- [To be done]: Give every line back verbatim, dropping all images.

##### Information supplied #####

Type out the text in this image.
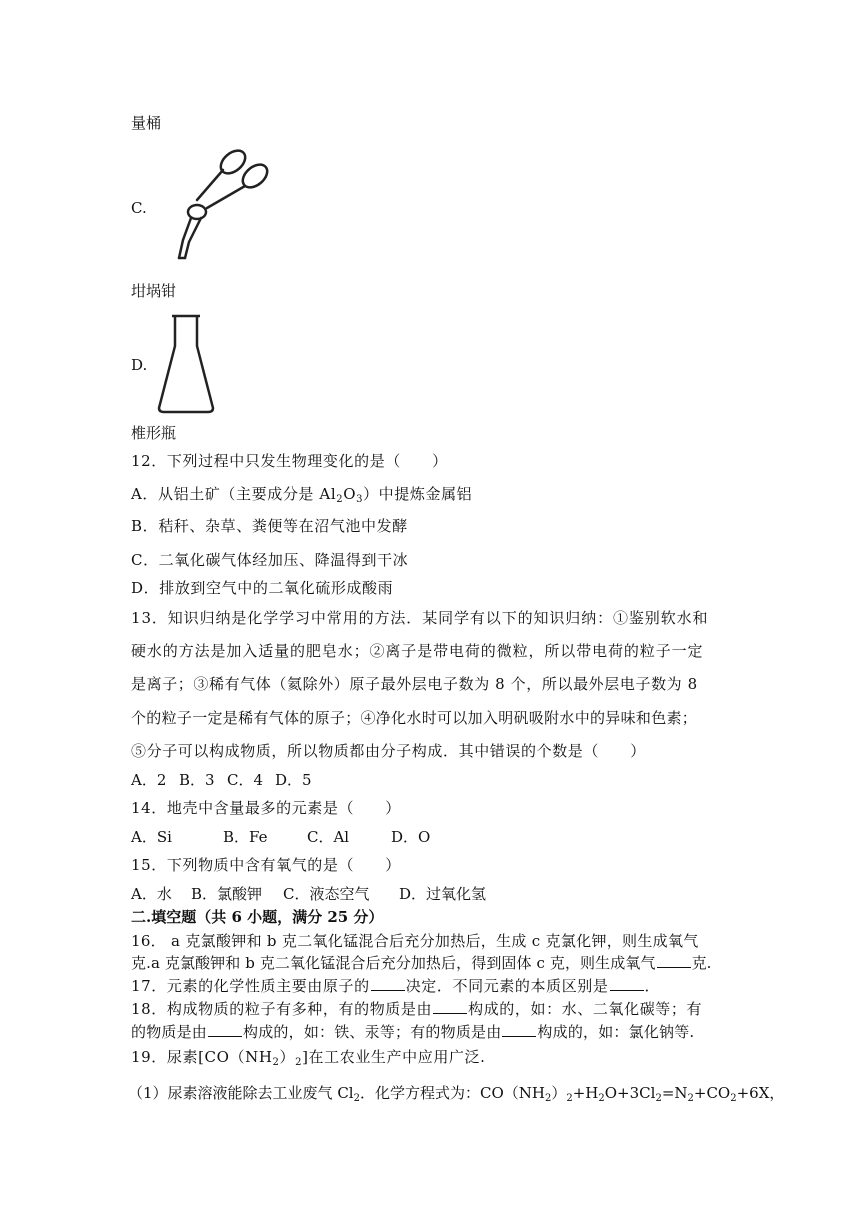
量桶
C.
坩埚钳
D.
椎形瓶
12．下列过程中只发生物理变化的是（　　）
A．从铝土矿（主要成分是 $Al_2O_3$）中提炼金属铝
B．秸秆、杂草、粪便等在沼气池中发酵
C．二氧化碳气体经加压、降温得到干冰
D．排放到空气中的二氧化硫形成酸雨
13．知识归纳是化学学习中常用的方法．某同学有以下的知识归纳：①鉴别软水和
硬水的方法是加入适量的肥皂水；②离子是带电荷的微粒，所以带电荷的粒子一定
是离子；③稀有气体（氦除外）原子最外层电子数为 8 个，所以最外层电子数为 8
个的粒子一定是稀有气体的原子；④净化水时可以加入明矾吸附水中的异味和色素；
⑤分子可以构成物质，所以物质都由分子构成．其中错误的个数是（　　）
A．2 B．3 C．4 D．5
14．地壳中含量最多的元素是（　　）
A．Si	B．Fe	C．Al	D．O
15．下列物质中含有氧气的是（　　）
A．水 B．氯酸钾 C．液态空气 D．过氧化氢
二.填空题（共 6 小题，满分 25 分）
16． a 克氯酸钾和 b 克二氧化锰混合后充分加热后，生成 c 克氯化钾，则生成氧气
克.a 克氯酸钾和 b 克二氧化锰混合后充分加热后，得到固体 c 克，则生成氧气 克.
17．元素的化学性质主要由原子的 决定．不同元素的本质区别是 ．
18．构成物质的粒子有多种，有的物质是由 构成的，如：水、二氧化碳等；有
的物质是由 构成的，如：铁、汞等；有的物质是由 构成的，如：氯化钠等.
19．尿素$[CO(NH_2)_2]$在工农业生产中应用广泛.
（1）尿素溶液能除去工业废气 $Cl_2$．化学方程式为：$CO(NH_2)_2+H_2O+3Cl_2=N_2+CO_2+6X$，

#####

- [Final result]:
Type out the text in this image.
量桶
C.
坩埚钳
D.
椎形瓶
12．下列过程中只发生物理变化的是（　　）
A．从铝土矿（主要成分是 $Al_2O_3$）中提炼金属铝
B．秸秆、杂草、粪便等在沼气池中发酵
C．二氧化碳气体经加压、降温得到干冰
D．排放到空气中的二氧化硫形成酸雨
13．知识归纳是化学学习中常用的方法．某同学有以下的知识归纳：①鉴别软水和
硬水的方法是加入适量的肥皂水；②离子是带电荷的微粒，所以带电荷的粒子一定
是离子；③稀有气体（氦除外）原子最外层电子数为 8 个，所以最外层电子数为 8
个的粒子一定是稀有气体的原子；④净化水时可以加入明矾吸附水中的异味和色素；
⑤分子可以构成物质，所以物质都由分子构成．其中错误的个数是（　　）
A．2 B．3 C．4 D．5
14．地壳中含量最多的元素是（　　）
A．Si	B．Fe	C．Al	D．O
15．下列物质中含有氧气的是（　　）
A．水 B．氯酸钾 C．液态空气 D．过氧化氢
二.填空题（共 6 小题，满分 25 分）
16． a 克氯酸钾和 b 克二氧化锰混合后充分加热后，生成 c 克氯化钾，则生成氧气
克.a 克氯酸钾和 b 克二氧化锰混合后充分加热后，得到固体 c 克，则生成氧气 克.
17．元素的化学性质主要由原子的 决定．不同元素的本质区别是 ．
18．构成物质的粒子有多种，有的物质是由 构成的，如：水、二氧化碳等；有
的物质是由 构成的，如：铁、汞等；有的物质是由 构成的，如：氯化钠等.
19．尿素$[CO(NH_2)_2]$在工农业生产中应用广泛.
（1）尿素溶液能除去工业废气 $Cl_2$．化学方程式为：$CO(NH_2)_2+H_2O+3Cl_2=N_2+CO_2+6X$，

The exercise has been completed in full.